→ RECORDS SHOWN

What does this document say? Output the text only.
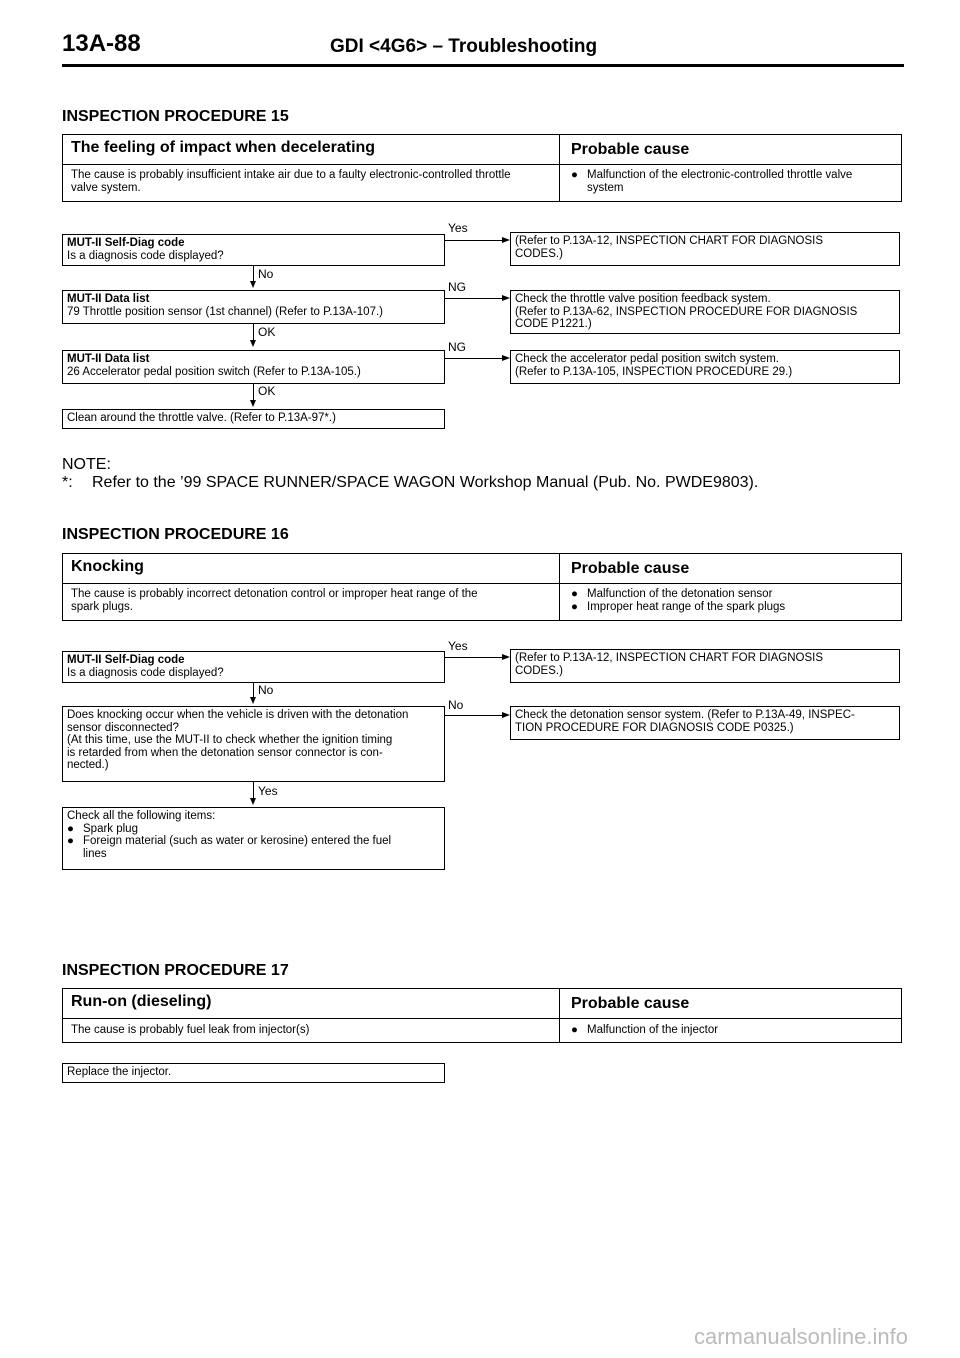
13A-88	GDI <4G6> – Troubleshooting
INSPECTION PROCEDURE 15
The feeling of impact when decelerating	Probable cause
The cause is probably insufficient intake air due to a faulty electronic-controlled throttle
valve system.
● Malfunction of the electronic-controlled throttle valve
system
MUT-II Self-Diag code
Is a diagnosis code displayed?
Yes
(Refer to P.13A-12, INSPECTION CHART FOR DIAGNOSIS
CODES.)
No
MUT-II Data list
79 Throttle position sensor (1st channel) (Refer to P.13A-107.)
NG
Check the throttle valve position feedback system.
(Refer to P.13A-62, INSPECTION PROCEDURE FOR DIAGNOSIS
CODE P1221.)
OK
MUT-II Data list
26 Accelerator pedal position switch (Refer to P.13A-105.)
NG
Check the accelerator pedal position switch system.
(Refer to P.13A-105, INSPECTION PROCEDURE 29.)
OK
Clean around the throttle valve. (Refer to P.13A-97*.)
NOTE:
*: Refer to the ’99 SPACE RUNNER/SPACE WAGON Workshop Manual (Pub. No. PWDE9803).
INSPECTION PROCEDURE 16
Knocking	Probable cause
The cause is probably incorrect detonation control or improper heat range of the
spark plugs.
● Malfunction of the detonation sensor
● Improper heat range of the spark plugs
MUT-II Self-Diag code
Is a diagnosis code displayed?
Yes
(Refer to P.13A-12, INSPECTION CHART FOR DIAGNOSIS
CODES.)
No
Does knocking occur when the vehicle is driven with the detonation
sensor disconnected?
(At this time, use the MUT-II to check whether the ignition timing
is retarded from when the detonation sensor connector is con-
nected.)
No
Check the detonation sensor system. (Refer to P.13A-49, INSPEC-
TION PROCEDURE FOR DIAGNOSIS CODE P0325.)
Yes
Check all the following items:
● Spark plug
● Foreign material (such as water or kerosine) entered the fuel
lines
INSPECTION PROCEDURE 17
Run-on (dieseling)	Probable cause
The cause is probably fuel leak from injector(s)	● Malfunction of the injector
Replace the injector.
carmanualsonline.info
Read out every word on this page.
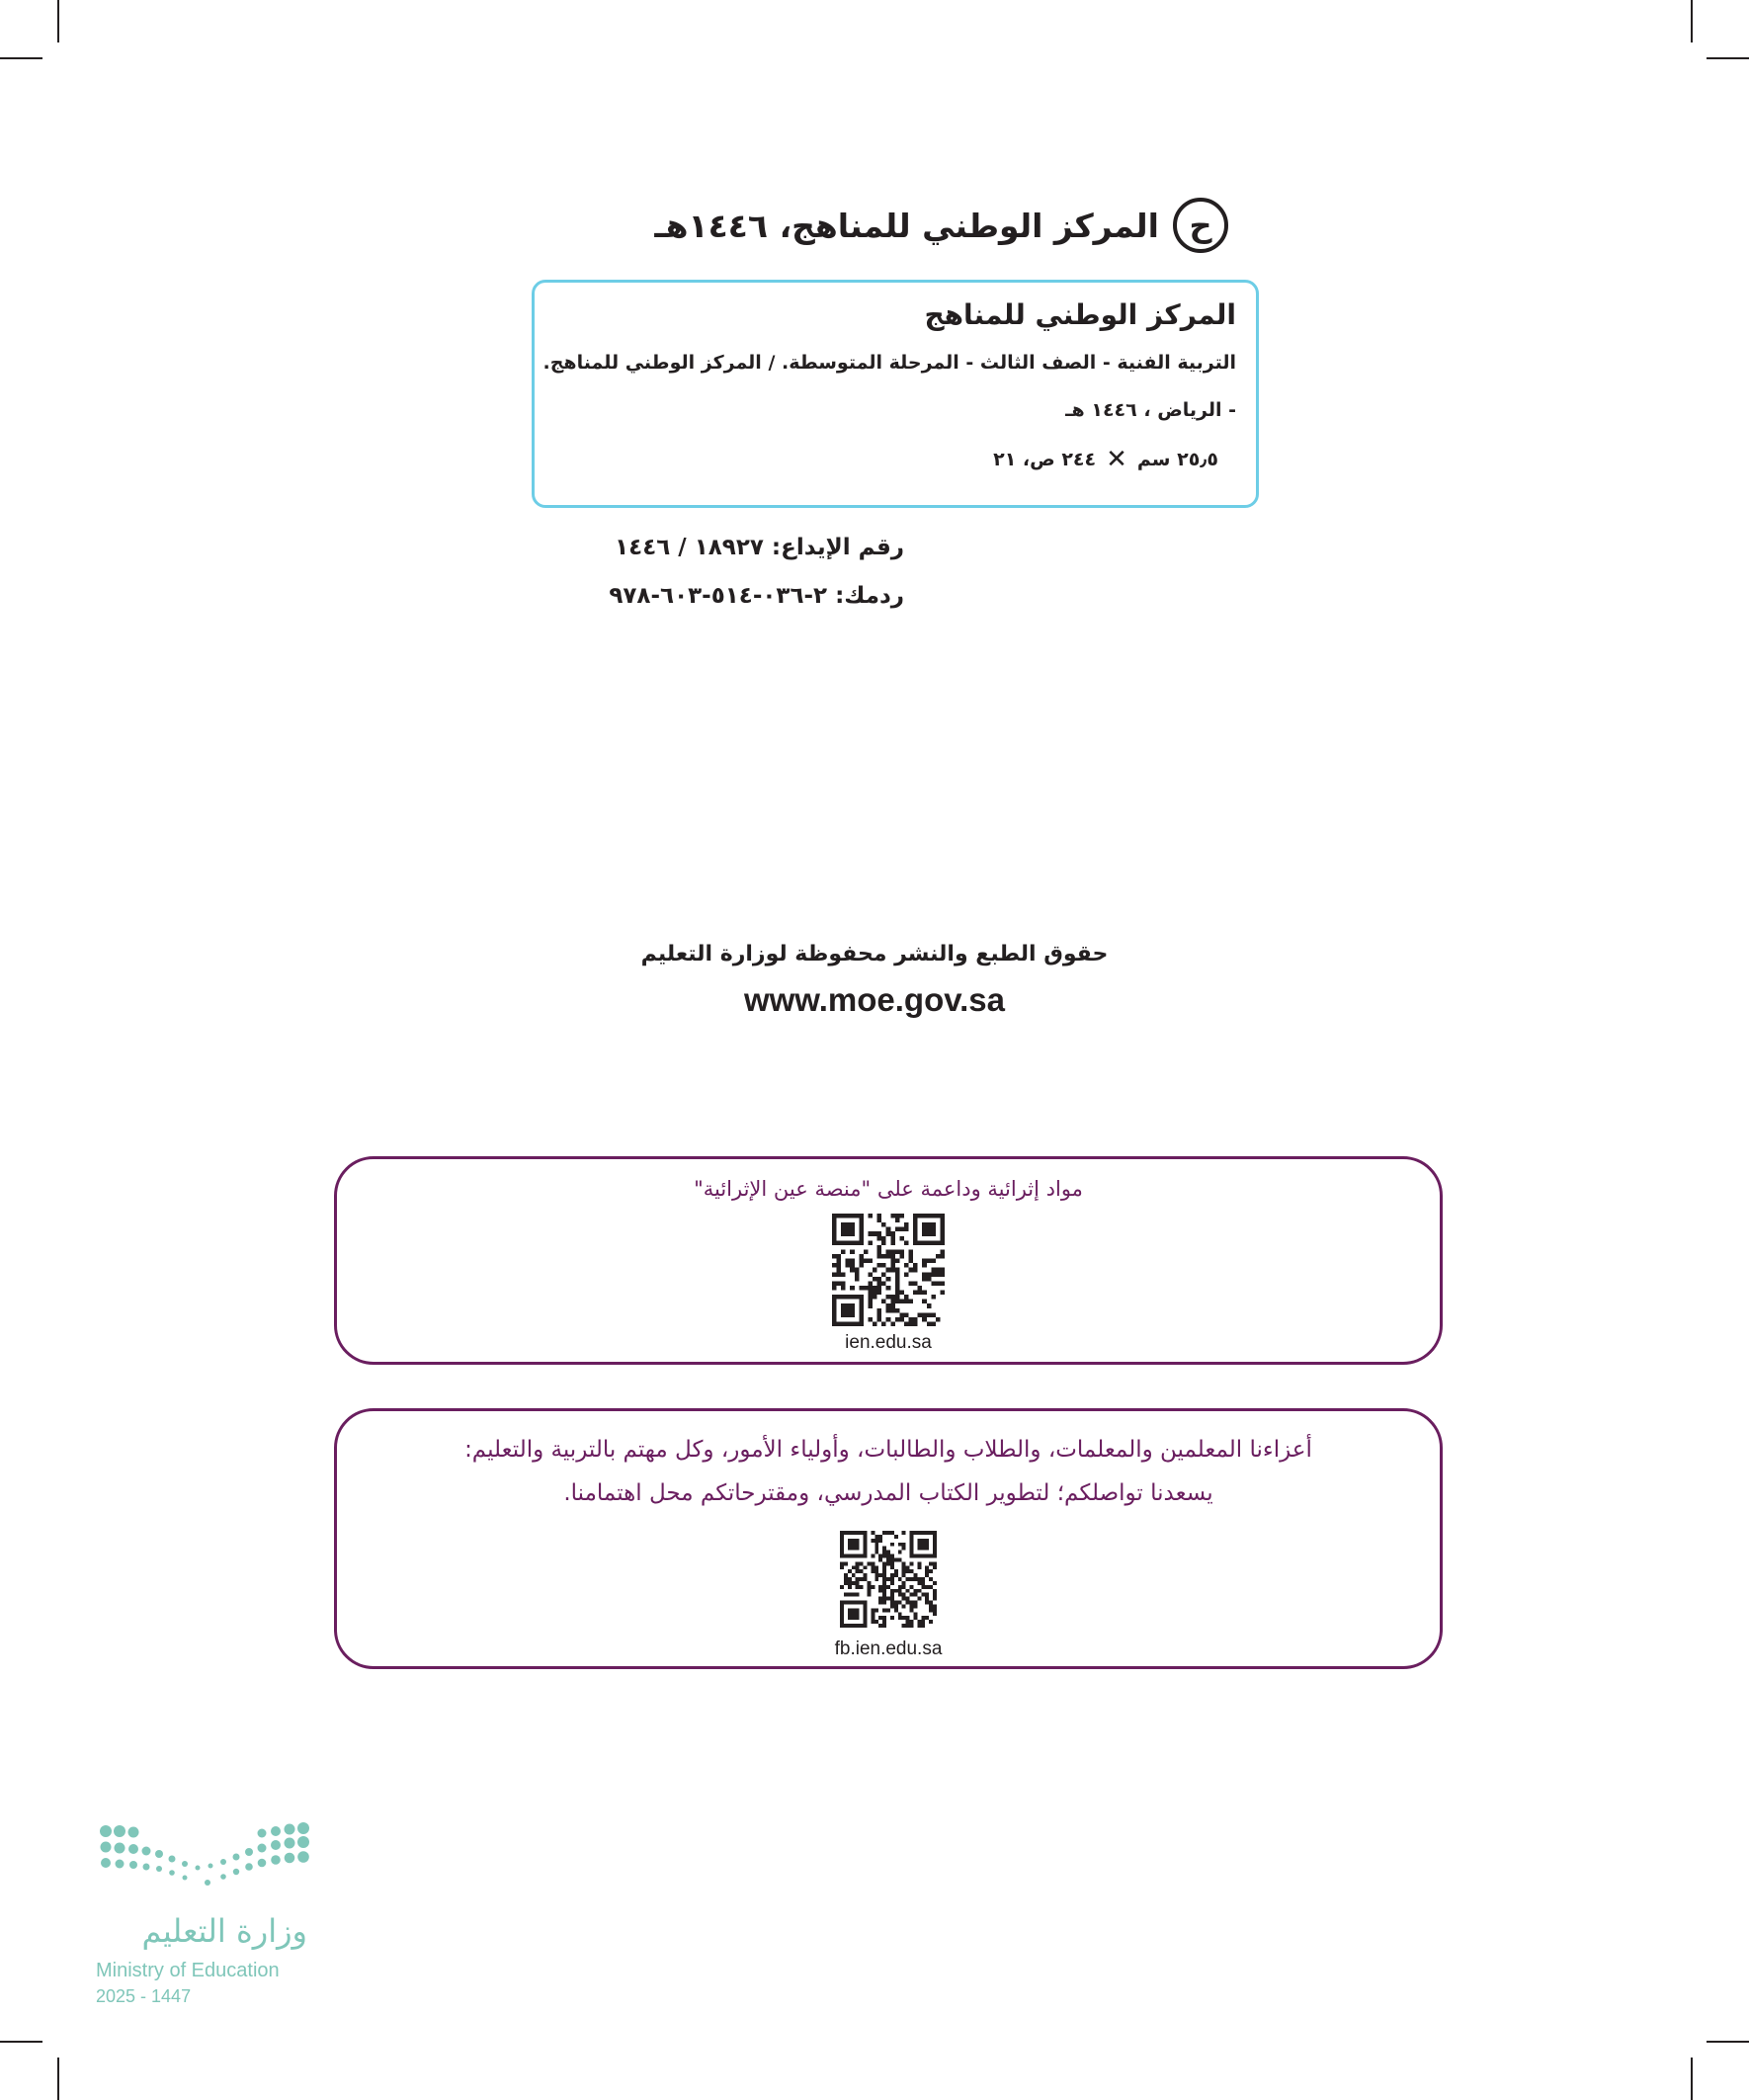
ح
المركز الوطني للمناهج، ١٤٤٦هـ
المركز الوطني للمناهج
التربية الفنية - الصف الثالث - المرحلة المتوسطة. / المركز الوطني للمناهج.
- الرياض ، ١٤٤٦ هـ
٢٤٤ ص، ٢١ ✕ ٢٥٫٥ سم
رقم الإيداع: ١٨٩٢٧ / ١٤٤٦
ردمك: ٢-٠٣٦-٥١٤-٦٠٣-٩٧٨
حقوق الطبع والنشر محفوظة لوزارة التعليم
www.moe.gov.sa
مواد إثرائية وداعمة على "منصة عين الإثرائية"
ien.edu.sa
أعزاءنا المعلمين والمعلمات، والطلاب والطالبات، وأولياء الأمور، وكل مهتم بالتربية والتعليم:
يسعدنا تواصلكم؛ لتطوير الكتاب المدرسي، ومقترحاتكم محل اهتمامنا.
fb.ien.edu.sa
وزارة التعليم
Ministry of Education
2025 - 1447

→ GIVEN PROBLEM
Identify each line in the records above containing the word "controlled"; copy those lines.

→ SOLUTION TO THIS EXERCISE
The cause is probably insufficient intake air due to a faulty electronic-controlled throttle
● Malfunction of the electronic-controlled throttle valve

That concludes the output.